Every entry below should be copied exactly, minus the pictures.

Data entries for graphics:
◇ ◇ ◇ ◇ ◇
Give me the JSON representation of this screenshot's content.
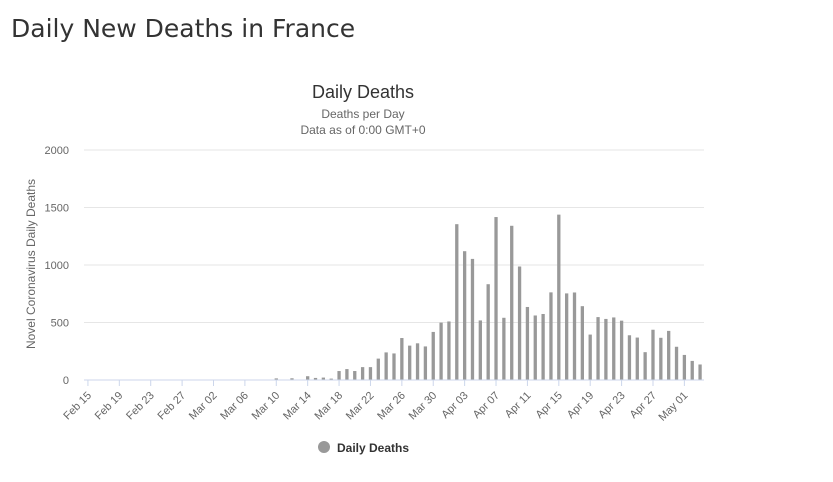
{
  "page": {
    "heading": "Daily New Deaths in France"
  },
  "chart_data": {
    "type": "bar",
    "title": "Daily Deaths",
    "subtitle_lines": [
      "Deaths per Day",
      "Data as of 0:00 GMT+0"
    ],
    "xlabel": "",
    "ylabel": "Novel Coronavirus Daily Deaths",
    "ylim": [
      0,
      2000
    ],
    "yticks": [
      0,
      500,
      1000,
      1500,
      2000
    ],
    "grid": true,
    "legend_position": "bottom-center",
    "color": "#999999",
    "x_tick_labels": [
      "Feb 15",
      "Feb 19",
      "Feb 23",
      "Feb 27",
      "Mar 02",
      "Mar 06",
      "Mar 10",
      "Mar 14",
      "Mar 18",
      "Mar 22",
      "Mar 26",
      "Mar 30",
      "Apr 03",
      "Apr 07",
      "Apr 11",
      "Apr 15",
      "Apr 19",
      "Apr 23",
      "Apr 27",
      "May 01"
    ],
    "categories": [
      "Feb 15",
      "Feb 16",
      "Feb 17",
      "Feb 18",
      "Feb 19",
      "Feb 20",
      "Feb 21",
      "Feb 22",
      "Feb 23",
      "Feb 24",
      "Feb 25",
      "Feb 26",
      "Feb 27",
      "Feb 28",
      "Feb 29",
      "Mar 01",
      "Mar 02",
      "Mar 03",
      "Mar 04",
      "Mar 05",
      "Mar 06",
      "Mar 07",
      "Mar 08",
      "Mar 09",
      "Mar 10",
      "Mar 11",
      "Mar 12",
      "Mar 13",
      "Mar 14",
      "Mar 15",
      "Mar 16",
      "Mar 17",
      "Mar 18",
      "Mar 19",
      "Mar 20",
      "Mar 21",
      "Mar 22",
      "Mar 23",
      "Mar 24",
      "Mar 25",
      "Mar 26",
      "Mar 27",
      "Mar 28",
      "Mar 29",
      "Mar 30",
      "Mar 31",
      "Apr 01",
      "Apr 02",
      "Apr 03",
      "Apr 04",
      "Apr 05",
      "Apr 06",
      "Apr 07",
      "Apr 08",
      "Apr 09",
      "Apr 10",
      "Apr 11",
      "Apr 12",
      "Apr 13",
      "Apr 14",
      "Apr 15",
      "Apr 16",
      "Apr 17",
      "Apr 18",
      "Apr 19",
      "Apr 20",
      "Apr 21",
      "Apr 22",
      "Apr 23",
      "Apr 24",
      "Apr 25",
      "Apr 26",
      "Apr 27",
      "Apr 28",
      "Apr 29",
      "Apr 30",
      "May 01",
      "May 02",
      "May 03"
    ],
    "series": [
      {
        "name": "Daily Deaths",
        "values": [
          1,
          0,
          0,
          0,
          0,
          0,
          0,
          0,
          0,
          0,
          0,
          0,
          0,
          0,
          0,
          1,
          0,
          1,
          0,
          2,
          2,
          3,
          3,
          0,
          14,
          0,
          15,
          0,
          33,
          18,
          21,
          12,
          78,
          95,
          78,
          112,
          112,
          186,
          240,
          231,
          365,
          299,
          319,
          292,
          418,
          499,
          509,
          1355,
          1120,
          1053,
          518,
          833,
          1417,
          541,
          1341,
          987,
          635,
          561,
          574,
          762,
          1438,
          753,
          761,
          642,
          395,
          547,
          531,
          544,
          516,
          389,
          369,
          242,
          437,
          367,
          427,
          289,
          218,
          166,
          135
        ]
      }
    ]
  }
}
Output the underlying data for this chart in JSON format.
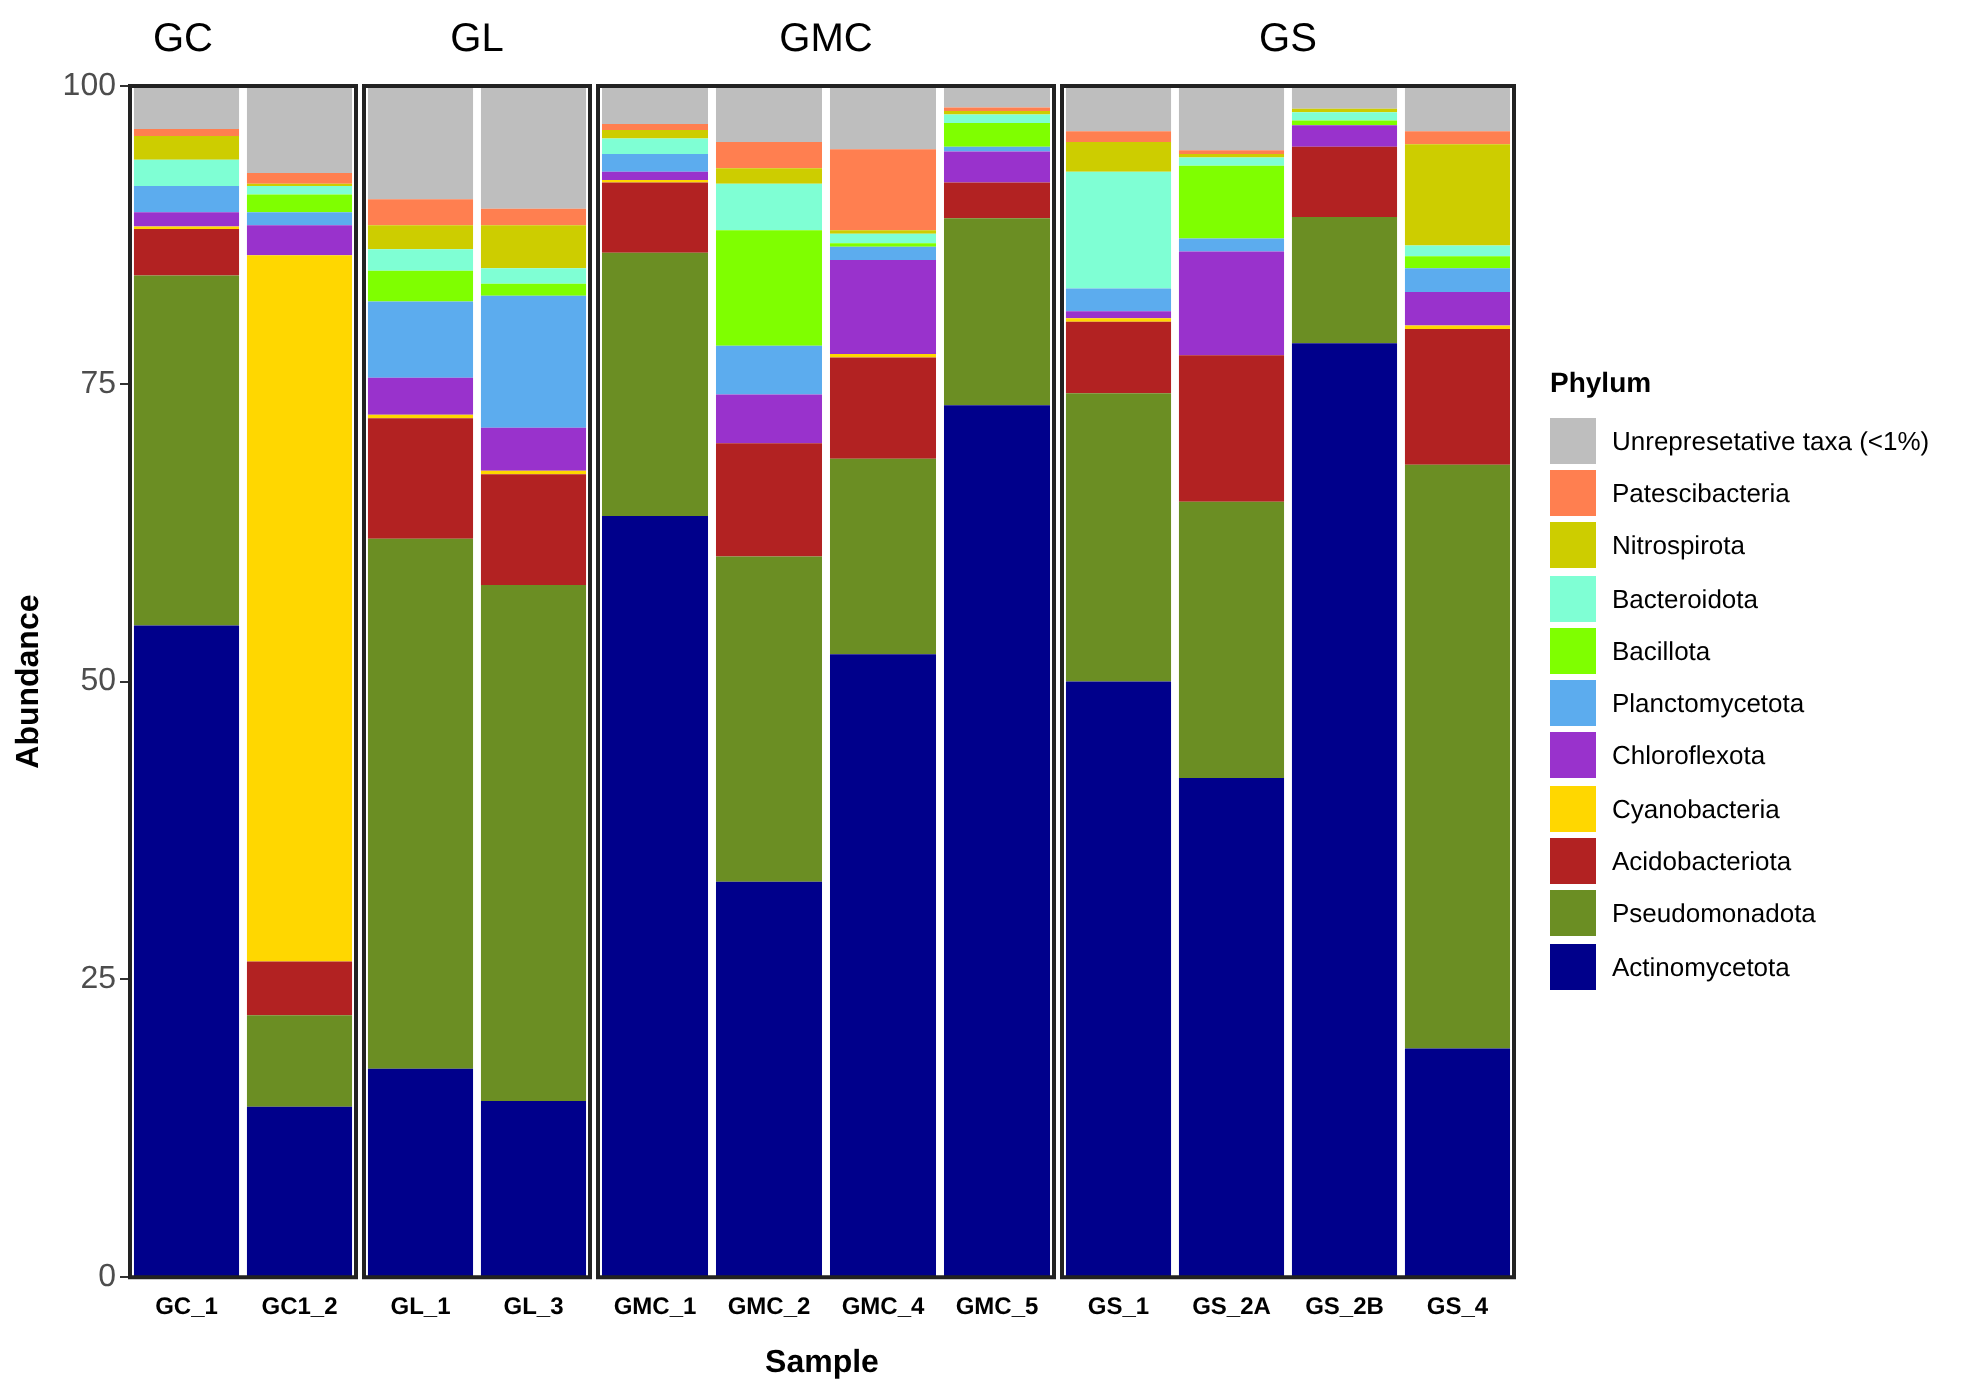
◇ ◇ ◇ ◇ ◇
▸ SOLUTION FOR THIS TASK:
Give me the JSON representation of this screenshot's content.
{
  "page": {
    "heading": "Daily New Deaths in France"
  },
  "chart_data": {
    "type": "bar",
    "title": "Daily Deaths",
    "subtitle_lines": [
      "Deaths per Day",
      "Data as of 0:00 GMT+0"
    ],
    "xlabel": "",
    "ylabel": "Novel Coronavirus Daily Deaths",
    "ylim": [
      0,
      2000
    ],
    "yticks": [
      0,
      500,
      1000,
      1500,
      2000
    ],
    "grid": true,
    "legend_position": "bottom-center",
    "color": "#999999",
    "x_tick_labels": [
      "Feb 15",
      "Feb 19",
      "Feb 23",
      "Feb 27",
      "Mar 02",
      "Mar 06",
      "Mar 10",
      "Mar 14",
      "Mar 18",
      "Mar 22",
      "Mar 26",
      "Mar 30",
      "Apr 03",
      "Apr 07",
      "Apr 11",
      "Apr 15",
      "Apr 19",
      "Apr 23",
      "Apr 27",
      "May 01"
    ],
    "categories": [
      "Feb 15",
      "Feb 16",
      "Feb 17",
      "Feb 18",
      "Feb 19",
      "Feb 20",
      "Feb 21",
      "Feb 22",
      "Feb 23",
      "Feb 24",
      "Feb 25",
      "Feb 26",
      "Feb 27",
      "Feb 28",
      "Feb 29",
      "Mar 01",
      "Mar 02",
      "Mar 03",
      "Mar 04",
      "Mar 05",
      "Mar 06",
      "Mar 07",
      "Mar 08",
      "Mar 09",
      "Mar 10",
      "Mar 11",
      "Mar 12",
      "Mar 13",
      "Mar 14",
      "Mar 15",
      "Mar 16",
      "Mar 17",
      "Mar 18",
      "Mar 19",
      "Mar 20",
      "Mar 21",
      "Mar 22",
      "Mar 23",
      "Mar 24",
      "Mar 25",
      "Mar 26",
      "Mar 27",
      "Mar 28",
      "Mar 29",
      "Mar 30",
      "Mar 31",
      "Apr 01",
      "Apr 02",
      "Apr 03",
      "Apr 04",
      "Apr 05",
      "Apr 06",
      "Apr 07",
      "Apr 08",
      "Apr 09",
      "Apr 10",
      "Apr 11",
      "Apr 12",
      "Apr 13",
      "Apr 14",
      "Apr 15",
      "Apr 16",
      "Apr 17",
      "Apr 18",
      "Apr 19",
      "Apr 20",
      "Apr 21",
      "Apr 22",
      "Apr 23",
      "Apr 24",
      "Apr 25",
      "Apr 26",
      "Apr 27",
      "Apr 28",
      "Apr 29",
      "Apr 30",
      "May 01",
      "May 02",
      "May 03"
    ],
    "series": [
      {
        "name": "Daily Deaths",
        "values": [
          1,
          0,
          0,
          0,
          0,
          0,
          0,
          0,
          0,
          0,
          0,
          0,
          0,
          0,
          0,
          1,
          0,
          1,
          0,
          2,
          2,
          3,
          3,
          0,
          14,
          0,
          15,
          0,
          33,
          18,
          21,
          12,
          78,
          95,
          78,
          112,
          112,
          186,
          240,
          231,
          365,
          299,
          319,
          292,
          418,
          499,
          509,
          1355,
          1120,
          1053,
          518,
          833,
          1417,
          541,
          1341,
          987,
          635,
          561,
          574,
          762,
          1438,
          753,
          761,
          642,
          395,
          547,
          531,
          544,
          516,
          389,
          369,
          242,
          437,
          367,
          427,
          289,
          218,
          166,
          135
        ]
      }
    ]
  }
}
Output the underlying data for this chart in JSON format.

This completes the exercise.